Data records
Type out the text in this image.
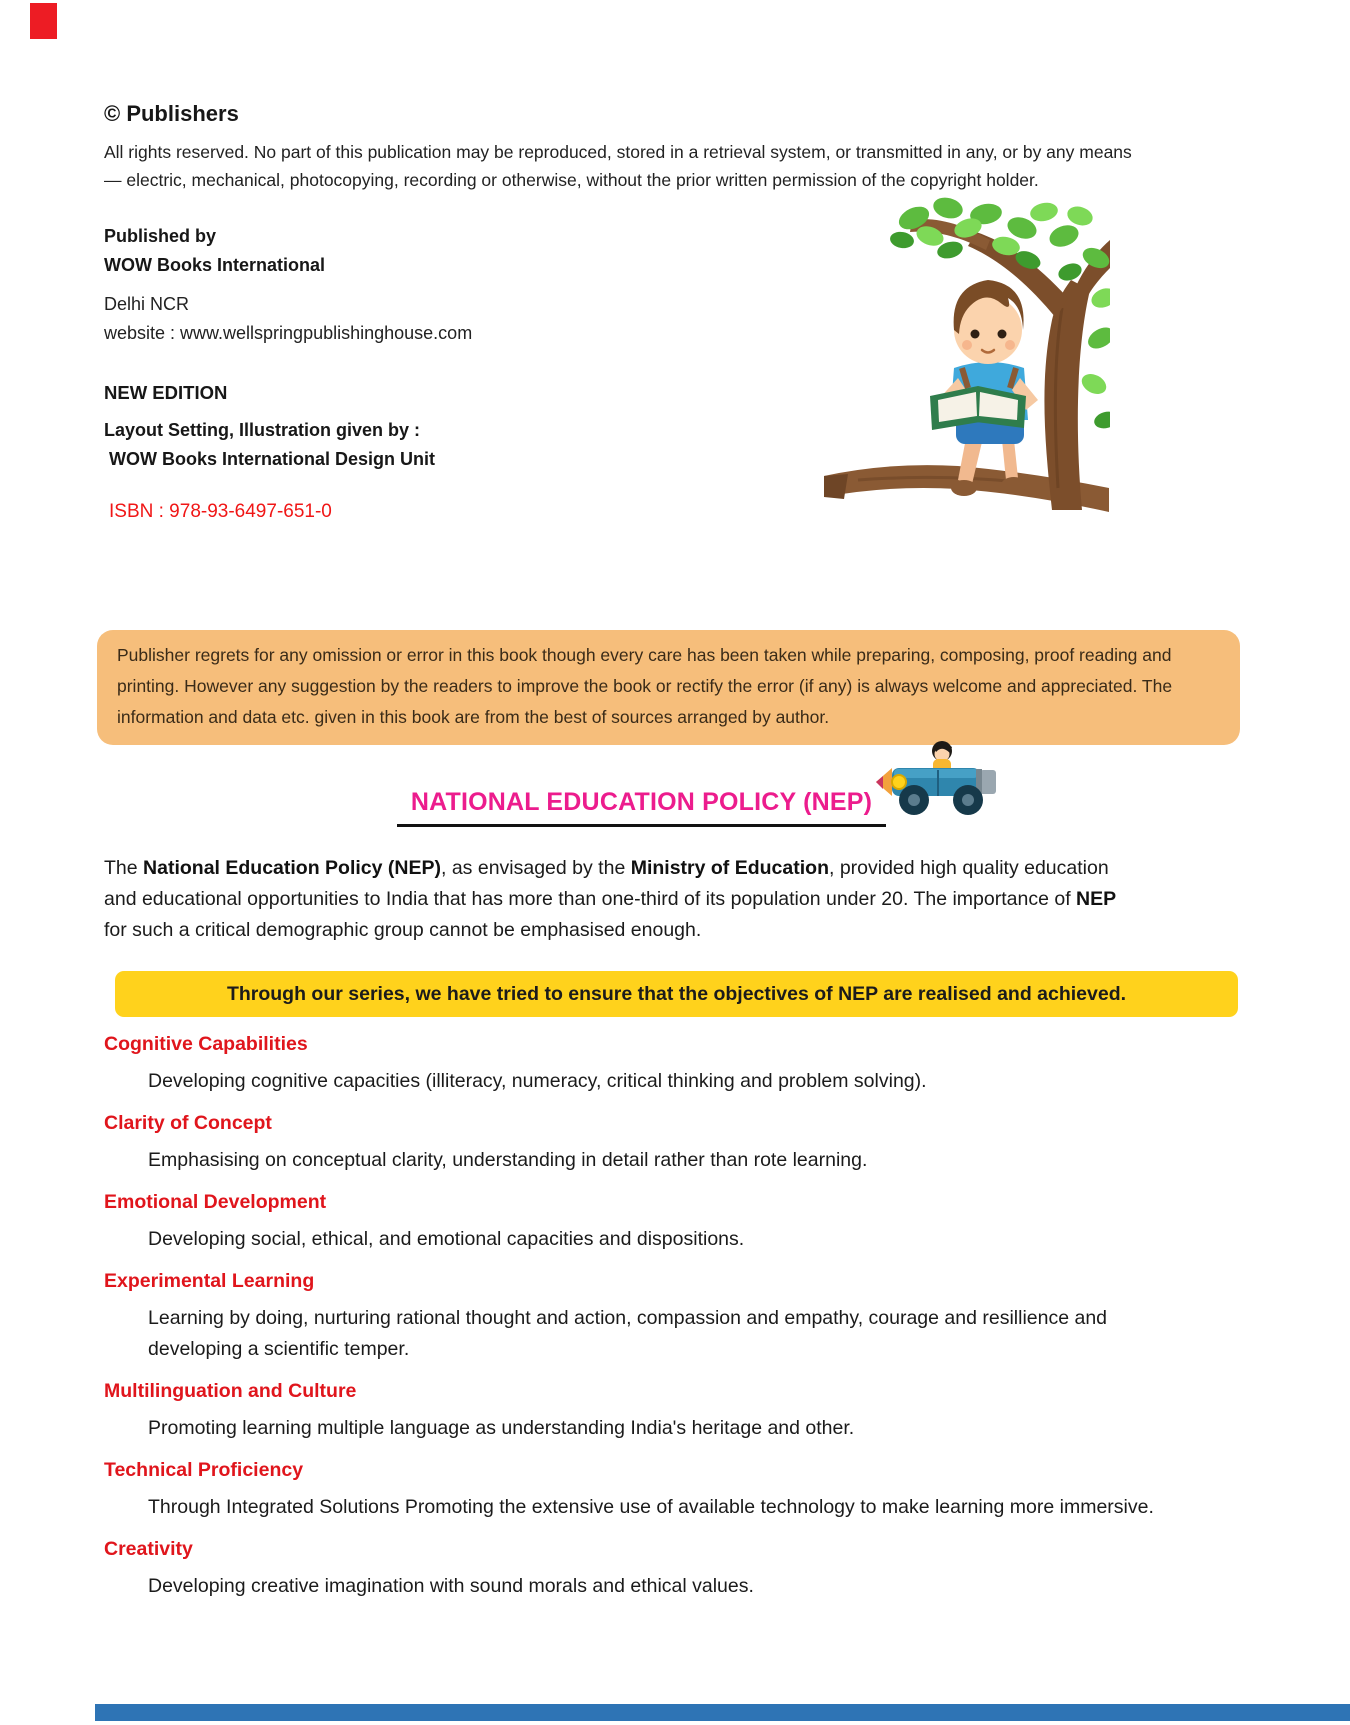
© Publishers

All rights reserved. No part of this publication may be reproduced, stored in a retrieval system, or transmitted in any, or by any means — electric, mechanical, photocopying, recording or otherwise, without the prior written permission of the copyright holder.

Published by
WOW Books International
Delhi NCR
website : www.wellspringpublishinghouse.com
NEW EDITION
Layout Setting, Illustration given by :
WOW Books International Design Unit
ISBN : 978-93-6497-651-0
Publisher regrets for any omission or error in this book though every care has been taken while preparing, composing, proof reading and printing. However any suggestion by the readers to improve the book or rectify the error (if any) is always welcome and appreciated. The information and data etc. given in this book are from the best of sources arranged by author.
NATIONAL EDUCATION POLICY (NEP)

The National Education Policy (NEP), as envisaged by the Ministry of Education, provided high quality education and educational opportunities to India that has more than one-third of its population under 20. The importance of NEP for such a critical demographic group cannot be emphasised enough.

Through our series, we have tried to ensure that the objectives of NEP are realised and achieved.
Cognitive Capabilities

Developing cognitive capacities (illiteracy, numeracy, critical thinking and problem solving).

Clarity of Concept

Emphasising on conceptual clarity, understanding in detail rather than rote learning.

Emotional Development

Developing social, ethical, and emotional capacities and dispositions.

Experimental Learning

Learning by doing, nurturing rational thought and action, compassion and empathy, courage and resillience and developing a scientific temper.

Multilinguation and Culture

Promoting learning multiple language as understanding India's heritage and other.

Technical Proficiency

Through Integrated Solutions Promoting the extensive use of available technology to make learning more immersive.

Creativity

Developing creative imagination with sound morals and ethical values.
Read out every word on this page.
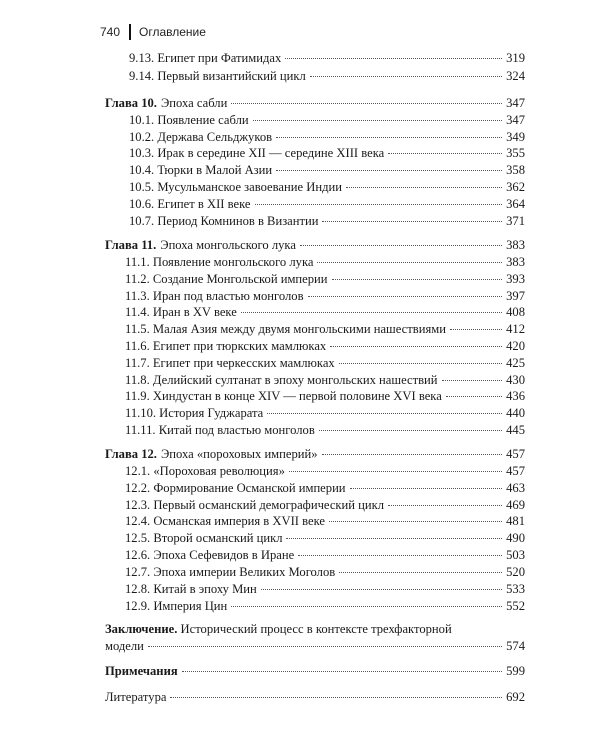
740 Оглавление
9.13. Египет при Фатимидах	319
9.14. Первый византийский цикл	324
Глава 10. Эпоха сабли	347
10.1. Появление сабли	347
10.2. Держава Сельджуков	349
10.3. Ирак в середине XII — середине XIII века	355
10.4. Тюрки в Малой Азии	358
10.5. Мусульманское завоевание Индии	362
10.6. Египет в XII веке	364
10.7. Период Комнинов в Византии	371
Глава 11. Эпоха монгольского лука	383
11.1. Появление монгольского лука	383
11.2. Создание Монгольской империи	393
11.3. Иран под властью монголов	397
11.4. Иран в XV веке	408
11.5. Малая Азия между двумя монгольскими нашествиями	412
11.6. Египет при тюркских мамлюках	420
11.7. Египет при черкесских мамлюках	425
11.8. Делийский султанат в эпоху монгольских нашествий	430
11.9. Хиндустан в конце XIV — первой половине XVI века	436
11.10. История Гуджарата	440
11.11. Китай под властью монголов	445
Глава 12. Эпоха «пороховых империй»	457
12.1. «Пороховая революция»	457
12.2. Формирование Османской империи	463
12.3. Первый османский демографический цикл	469
12.4. Османская империя в XVII веке	481
12.5. Второй османский цикл	490
12.6. Эпоха Сефевидов в Иране	503
12.7. Эпоха империи Великих Моголов	520
12.8. Китай в эпоху Мин	533
12.9. Империя Цин	552
Заключение. Исторический процесс в контексте трехфакторной
модели	574
Примечания	599
Литература	692
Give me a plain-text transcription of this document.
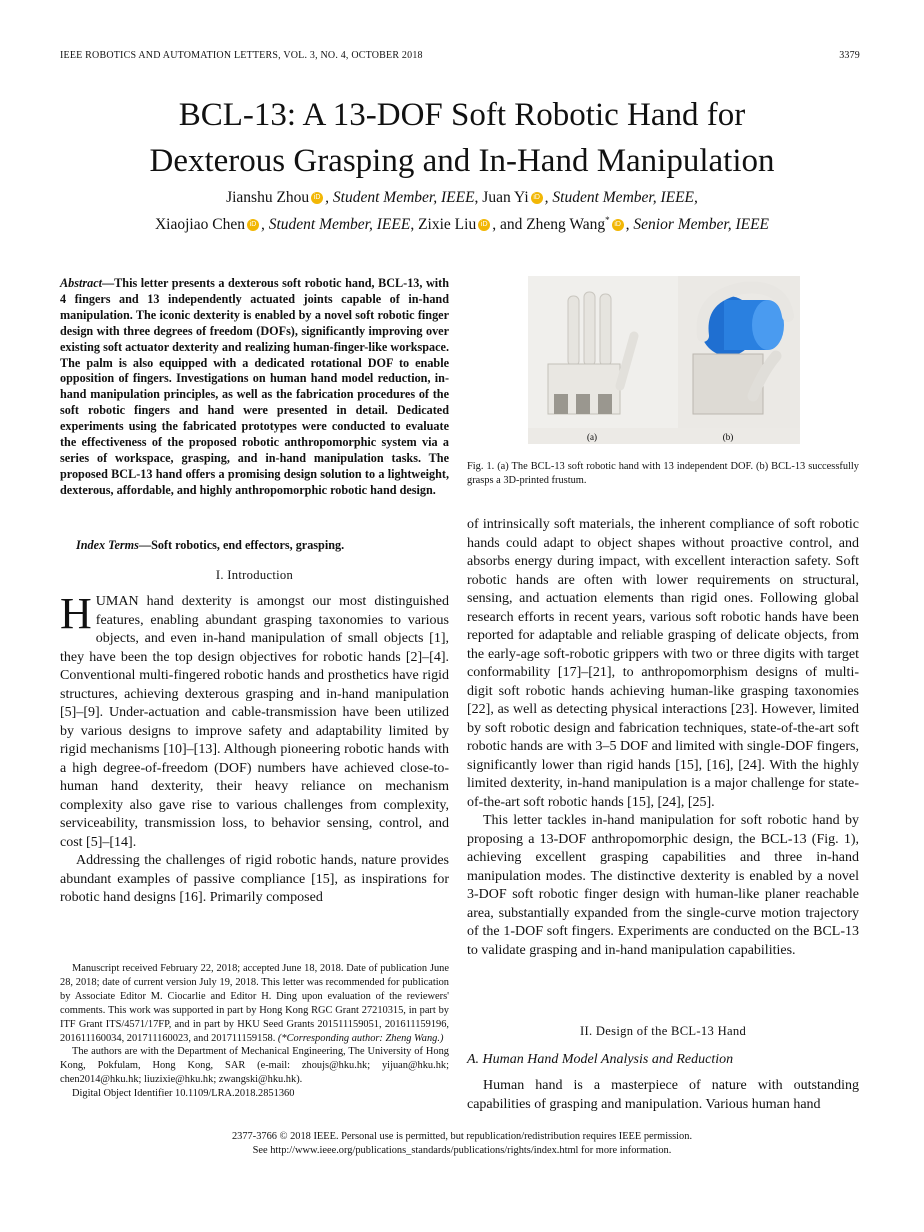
IEEE ROBOTICS AND AUTOMATION LETTERS, VOL. 3, NO. 4, OCTOBER 2018	3379
BCL-13: A 13-DOF Soft Robotic Hand for
Dexterous Grasping and In-Hand Manipulation
Jianshu Zhou iD , Student Member, IEEE, Juan Yi iD , Student Member, IEEE,
Xiaojiao Chen iD , Student Member, IEEE, Zixie Liu iD , and Zheng Wang* iD , Senior Member, IEEE
Abstract—This letter presents a dexterous soft robotic hand, BCL-13, with 4 fingers and 13 independently actuated joints capable of in-hand manipulation. The iconic dexterity is enabled by a novel soft robotic finger design with three degrees of freedom (DOFs), significantly improving over existing soft actuator dexterity and realizing human-finger-like workspace. The palm is also equipped with a dedicated rotational DOF to enable opposition of fingers. Investigations on human hand model reduction, in-hand manipulation principles, as well as the fabrication procedures of the soft robotic fingers and hand were presented in detail. Dedicated experiments using the fabricated prototypes were conducted to evaluate the effectiveness of the proposed robotic anthropomorphic system via a series of workspace, grasping, and in-hand manipulation tasks. The proposed BCL-13 hand offers a promising design solution to a lightweight, dexterous, affordable, and highly anthropomorphic robotic hand design.
Index Terms—Soft robotics, end effectors, grasping.
I. Introduction

HUMAN hand dexterity is amongst our most distinguished features, enabling abundant grasping taxonomies to various objects, and even in-hand manipulation of small objects [1], they have been the top design objectives for robotic hands [2]–[4]. Conventional multi-fingered robotic hands and prosthetics have rigid structures, achieving dexterous grasping and in-hand manipulation [5]–[9]. Under-actuation and cable-transmission have been utilized by various designs to improve safety and adaptability limited by rigid mechanisms [10]–[13]. Although pioneering robotic hands with a high degree-of-freedom (DOF) numbers have achieved close-to-human hand dexterity, their heavy reliance on mechanism complexity also gave rise to various challenges from complexity, serviceability, transmission loss, to behavior sensing, control, and cost [5]–[14].

Addressing the challenges of rigid robotic hands, nature provides abundant examples of passive compliance [15], as inspirations for robotic hand designs [16]. Primarily composed

Manuscript received February 22, 2018; accepted June 18, 2018. Date of publication June 28, 2018; date of current version July 19, 2018. This letter was recommended for publication by Associate Editor M. Ciocarlie and Editor H. Ding upon evaluation of the reviewers' comments. This work was supported in part by Hong Kong RGC Grant 27210315, in part by ITF Grant ITS/4571/17FP, and in part by HKU Seed Grants 201511159051, 201611159196, 201611160034, 201711160023, and 201711159158. (*Corresponding author: Zheng Wang.)

The authors are with the Department of Mechanical Engineering, The University of Hong Kong, Pokfulam, Hong Kong, SAR (e-mail: zhoujs@hku.hk; yijuan@hku.hk; chen2014@hku.hk; liuzixie@hku.hk; zwangski@hku.hk).

Digital Object Identifier 10.1109/LRA.2018.2851360

(a)	(b)
Fig. 1. (a) The BCL-13 soft robotic hand with 13 independent DOF. (b) BCL-13 successfully grasps a 3D-printed frustum.

of intrinsically soft materials, the inherent compliance of soft robotic hands could adapt to object shapes without proactive control, and absorbs energy during impact, with excellent interaction safety. Soft robotic hands are often with lower requirements on structural, sensing, and actuation elements than rigid ones. Following global research efforts in recent years, various soft robotic hands have been reported for adaptable and reliable grasping of delicate objects, from the early-age soft-robotic grippers with two or three digits with target conformability [17]–[21], to anthropomorphism designs of multi-digit soft robotic hands achieving human-like grasping taxonomies [22], as well as detecting physical interactions [23]. However, limited by soft robotic design and fabrication techniques, state-of-the-art soft robotic hands are with 3–5 DOF and limited with single-DOF fingers, significantly lower than rigid hands [15], [16], [24]. With the highly limited dexterity, in-hand manipulation is a major challenge for state-of-the-art soft robotic hands [15], [24], [25].

This letter tackles in-hand manipulation for soft robotic hand by proposing a 13-DOF anthropomorphic design, the BCL-13 (Fig. 1), achieving excellent grasping capabilities and three in-hand manipulation modes. The distinctive dexterity is enabled by a novel 3-DOF soft robotic finger design with human-like planer reachable area, substantially expanded from the single-curve motion trajectory of the 1-DOF soft fingers. Experiments are conducted on the BCL-13 to validate grasping and in-hand manipulation capabilities.

II. Design of the BCL-13 Hand
A. Human Hand Model Analysis and Reduction
Human hand is a masterpiece of nature with outstanding capabilities of grasping and manipulation. Various human hand
2377-3766 © 2018 IEEE. Personal use is permitted, but republication/redistribution requires IEEE permission.
See http://www.ieee.org/publications_standards/publications/rights/index.html for more information.
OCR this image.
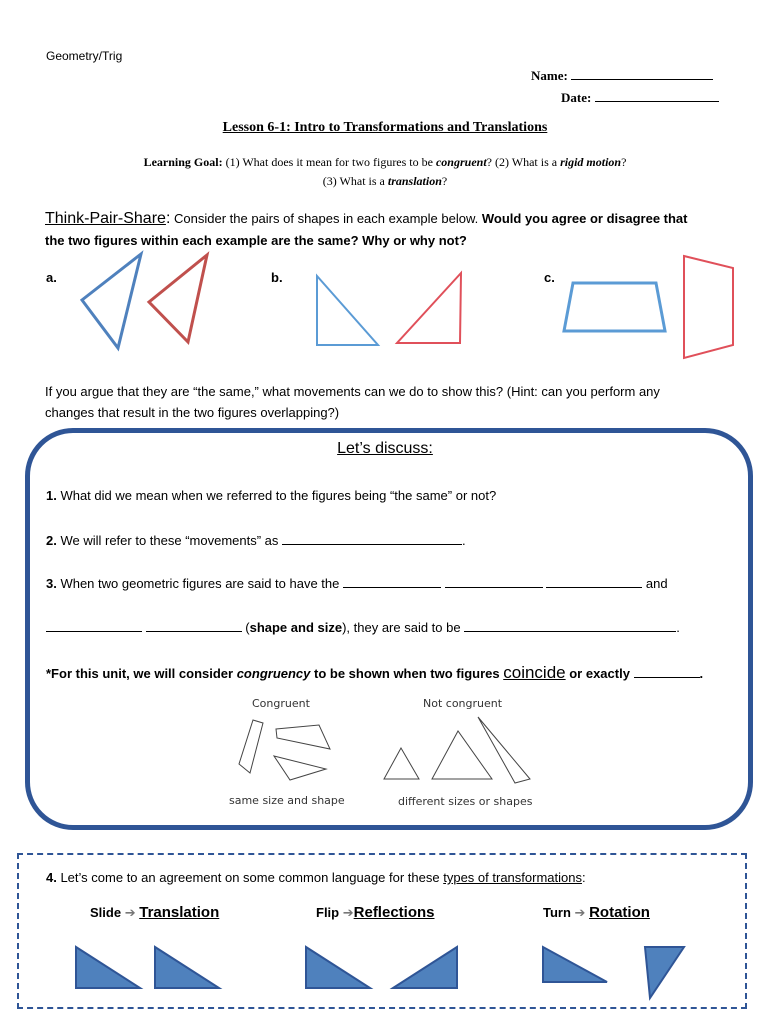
Geometry/Trig
Name:
Date:
Lesson 6-1: Intro to Transformations and Translations
Learning Goal: (1) What does it mean for two figures to be congruent? (2) What is a rigid motion?
(3) What is a translation?
Think-Pair-Share: Consider the pairs of shapes in each example below. Would you agree or disagree that
the two figures within each example are the same? Why or why not?
a.	b.	c.
If you argue that they are “the same,” what movements can we do to show this? (Hint: can you perform any
changes that result in the two figures overlapping?)
Let’s discuss:
1. What did we mean when we referred to the figures being “the same” or not?
2. We will refer to these “movements” as	.
3. When two geometric figures are said to have the	and
(shape and size), they are said to be	.
*For this unit, we will consider congruency to be shown when two figures coincide or exactly	.
Congruent	Not congruent
same size and shape	different sizes or shapes
4. Let’s come to an agreement on some common language for these types of transformations:
Slide ➔ Translation	Flip ➔Reflections	Turn ➔ Rotation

Problem requirements: Repeat exactly the lines from the one containing "OCR this image." to the last line of the records above, including both, and leave out any pictures.

The result:
OCR this image.
Geometry/Trig
Name:
Date:
Lesson 6-1: Intro to Transformations and Translations
Learning Goal: (1) What does it mean for two figures to be congruent? (2) What is a rigid motion?
(3) What is a translation?
Think-Pair-Share: Consider the pairs of shapes in each example below. Would you agree or disagree that
the two figures within each example are the same? Why or why not?
a.	b.	c.
If you argue that they are “the same,” what movements can we do to show this? (Hint: can you perform any
changes that result in the two figures overlapping?)
Let’s discuss:
1. What did we mean when we referred to the figures being “the same” or not?
2. We will refer to these “movements” as	.
3. When two geometric figures are said to have the	and
(shape and size), they are said to be	.
*For this unit, we will consider congruency to be shown when two figures coincide or exactly	.
Congruent	Not congruent
same size and shape	different sizes or shapes
4. Let’s come to an agreement on some common language for these types of transformations:
Slide ➔ Translation	Flip ➔Reflections	Turn ➔ Rotation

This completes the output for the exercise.